### WHAT YOU ARE ASKED TO DO:
Retype the whole listing verbatim and keep the pictures out of it.

Extracted data entries

###

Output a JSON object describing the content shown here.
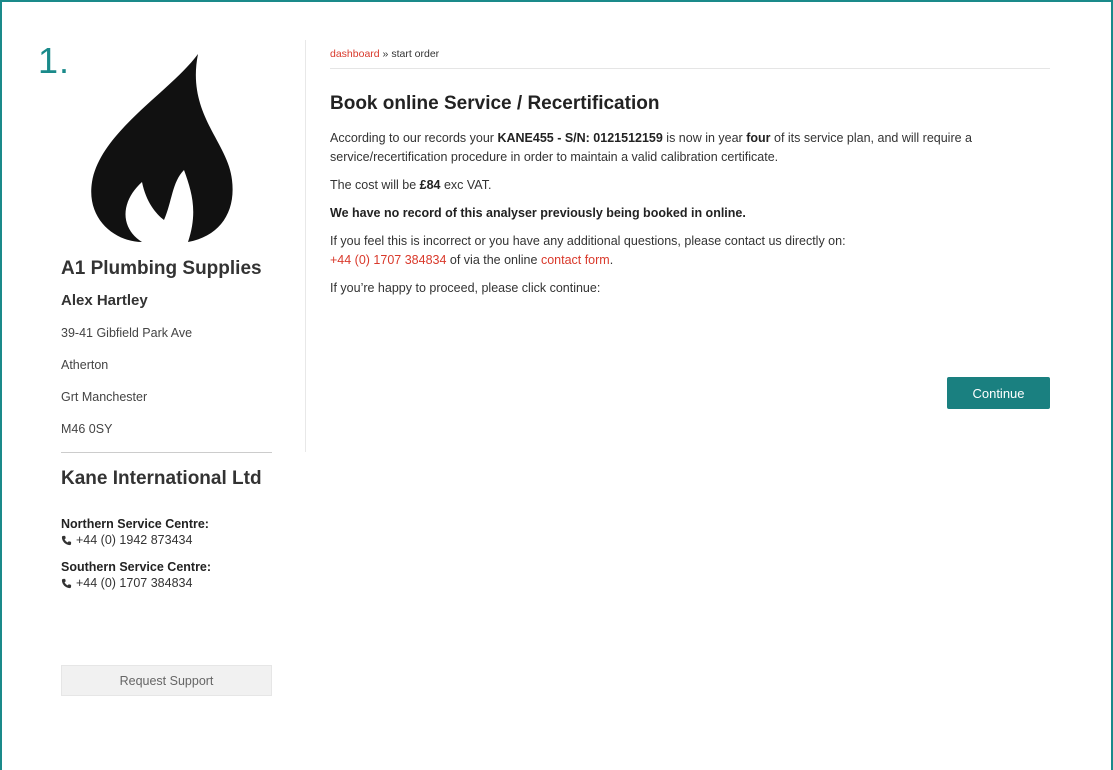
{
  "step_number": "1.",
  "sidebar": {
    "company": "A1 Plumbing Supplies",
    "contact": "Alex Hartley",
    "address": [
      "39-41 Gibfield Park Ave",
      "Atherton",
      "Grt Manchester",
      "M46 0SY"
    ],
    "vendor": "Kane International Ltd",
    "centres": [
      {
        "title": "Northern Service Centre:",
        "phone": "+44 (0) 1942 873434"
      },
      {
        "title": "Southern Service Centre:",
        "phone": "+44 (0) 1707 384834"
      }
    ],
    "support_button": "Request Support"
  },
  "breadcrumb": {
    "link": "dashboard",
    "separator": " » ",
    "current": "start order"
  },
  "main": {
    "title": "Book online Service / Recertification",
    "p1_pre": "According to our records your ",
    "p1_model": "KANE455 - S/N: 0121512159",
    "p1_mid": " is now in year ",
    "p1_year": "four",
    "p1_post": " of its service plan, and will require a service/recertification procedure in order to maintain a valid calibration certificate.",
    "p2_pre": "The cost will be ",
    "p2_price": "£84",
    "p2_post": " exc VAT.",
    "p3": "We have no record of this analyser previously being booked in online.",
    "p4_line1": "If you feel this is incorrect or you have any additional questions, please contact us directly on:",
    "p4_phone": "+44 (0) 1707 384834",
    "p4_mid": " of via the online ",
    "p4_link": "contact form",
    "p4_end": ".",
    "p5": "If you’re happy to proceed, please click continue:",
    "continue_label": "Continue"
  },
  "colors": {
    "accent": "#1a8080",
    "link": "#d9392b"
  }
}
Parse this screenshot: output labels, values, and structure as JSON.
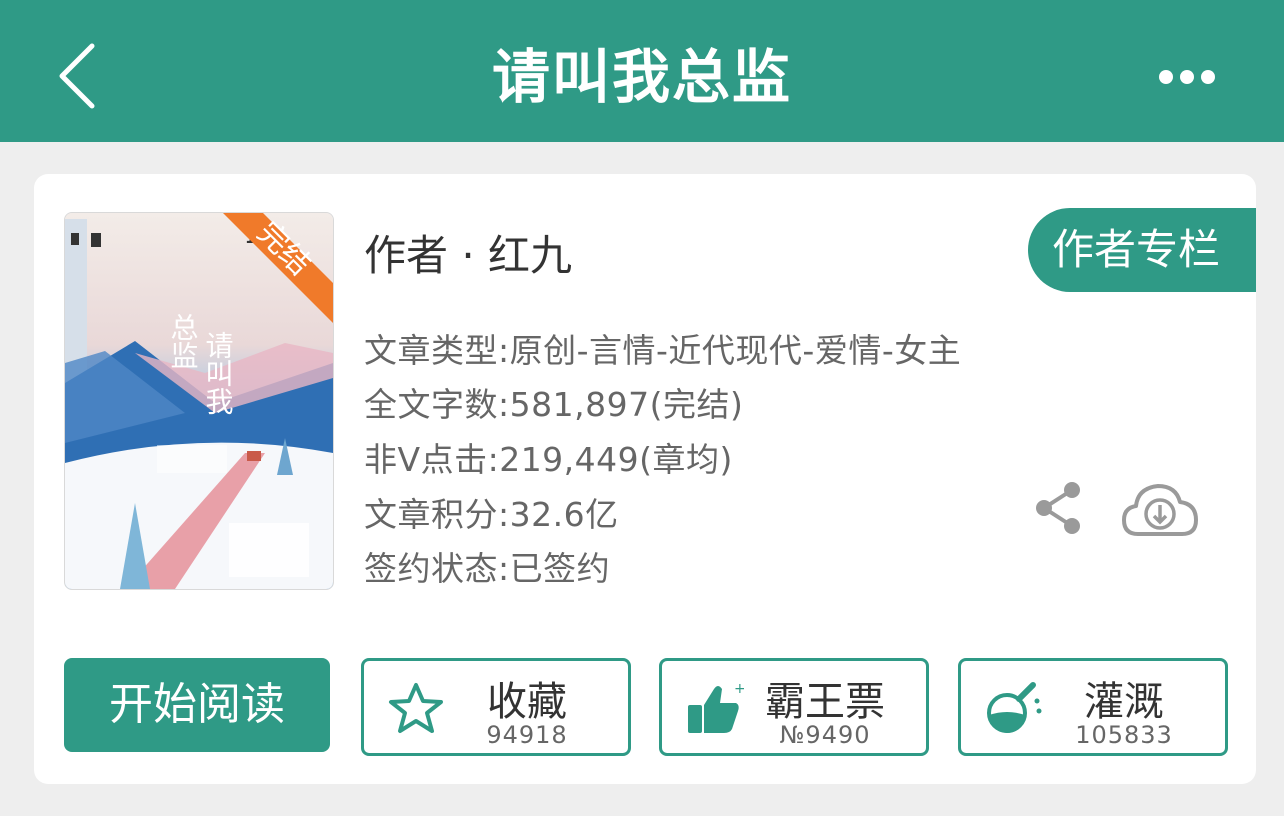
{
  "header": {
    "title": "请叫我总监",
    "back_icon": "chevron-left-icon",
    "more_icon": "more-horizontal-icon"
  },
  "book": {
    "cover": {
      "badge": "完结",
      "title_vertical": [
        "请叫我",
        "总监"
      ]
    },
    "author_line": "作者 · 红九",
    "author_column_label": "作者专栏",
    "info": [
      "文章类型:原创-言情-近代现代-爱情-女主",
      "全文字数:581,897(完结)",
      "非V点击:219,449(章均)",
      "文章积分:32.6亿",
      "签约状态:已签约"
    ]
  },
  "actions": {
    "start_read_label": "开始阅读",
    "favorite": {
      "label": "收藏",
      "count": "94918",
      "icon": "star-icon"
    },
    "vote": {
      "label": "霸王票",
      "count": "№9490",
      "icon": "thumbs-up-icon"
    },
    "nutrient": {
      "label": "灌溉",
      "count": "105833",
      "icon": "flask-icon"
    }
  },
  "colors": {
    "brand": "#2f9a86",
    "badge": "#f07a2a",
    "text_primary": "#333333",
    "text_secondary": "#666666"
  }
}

###

### EXERCISE RESULT:
Output a JSON object describing the content shown here.
{
  "step_number": "1.",
  "sidebar": {
    "company": "A1 Plumbing Supplies",
    "contact": "Alex Hartley",
    "address": [
      "39-41 Gibfield Park Ave",
      "Atherton",
      "Grt Manchester",
      "M46 0SY"
    ],
    "vendor": "Kane International Ltd",
    "centres": [
      {
        "title": "Northern Service Centre:",
        "phone": "+44 (0) 1942 873434"
      },
      {
        "title": "Southern Service Centre:",
        "phone": "+44 (0) 1707 384834"
      }
    ],
    "support_button": "Request Support"
  },
  "breadcrumb": {
    "link": "dashboard",
    "separator": " » ",
    "current": "start order"
  },
  "main": {
    "title": "Book online Service / Recertification",
    "p1_pre": "According to our records your ",
    "p1_model": "KANE455 - S/N: 0121512159",
    "p1_mid": " is now in year ",
    "p1_year": "four",
    "p1_post": " of its service plan, and will require a service/recertification procedure in order to maintain a valid calibration certificate.",
    "p2_pre": "The cost will be ",
    "p2_price": "£84",
    "p2_post": " exc VAT.",
    "p3": "We have no record of this analyser previously being booked in online.",
    "p4_line1": "If you feel this is incorrect or you have any additional questions, please contact us directly on:",
    "p4_phone": "+44 (0) 1707 384834",
    "p4_mid": " of via the online ",
    "p4_link": "contact form",
    "p4_end": ".",
    "p5": "If you’re happy to proceed, please click continue:",
    "continue_label": "Continue"
  },
  "colors": {
    "accent": "#1a8080",
    "link": "#d9392b"
  }
}
Parse this screenshot: output labels, values, and structure as JSON.
{
  "header": {
    "title": "请叫我总监",
    "back_icon": "chevron-left-icon",
    "more_icon": "more-horizontal-icon"
  },
  "book": {
    "cover": {
      "badge": "完结",
      "title_vertical": [
        "请叫我",
        "总监"
      ]
    },
    "author_line": "作者 · 红九",
    "author_column_label": "作者专栏",
    "info": [
      "文章类型:原创-言情-近代现代-爱情-女主",
      "全文字数:581,897(完结)",
      "非V点击:219,449(章均)",
      "文章积分:32.6亿",
      "签约状态:已签约"
    ]
  },
  "actions": {
    "start_read_label": "开始阅读",
    "favorite": {
      "label": "收藏",
      "count": "94918",
      "icon": "star-icon"
    },
    "vote": {
      "label": "霸王票",
      "count": "№9490",
      "icon": "thumbs-up-icon"
    },
    "nutrient": {
      "label": "灌溉",
      "count": "105833",
      "icon": "flask-icon"
    }
  },
  "colors": {
    "brand": "#2f9a86",
    "badge": "#f07a2a",
    "text_primary": "#333333",
    "text_secondary": "#666666"
  }
}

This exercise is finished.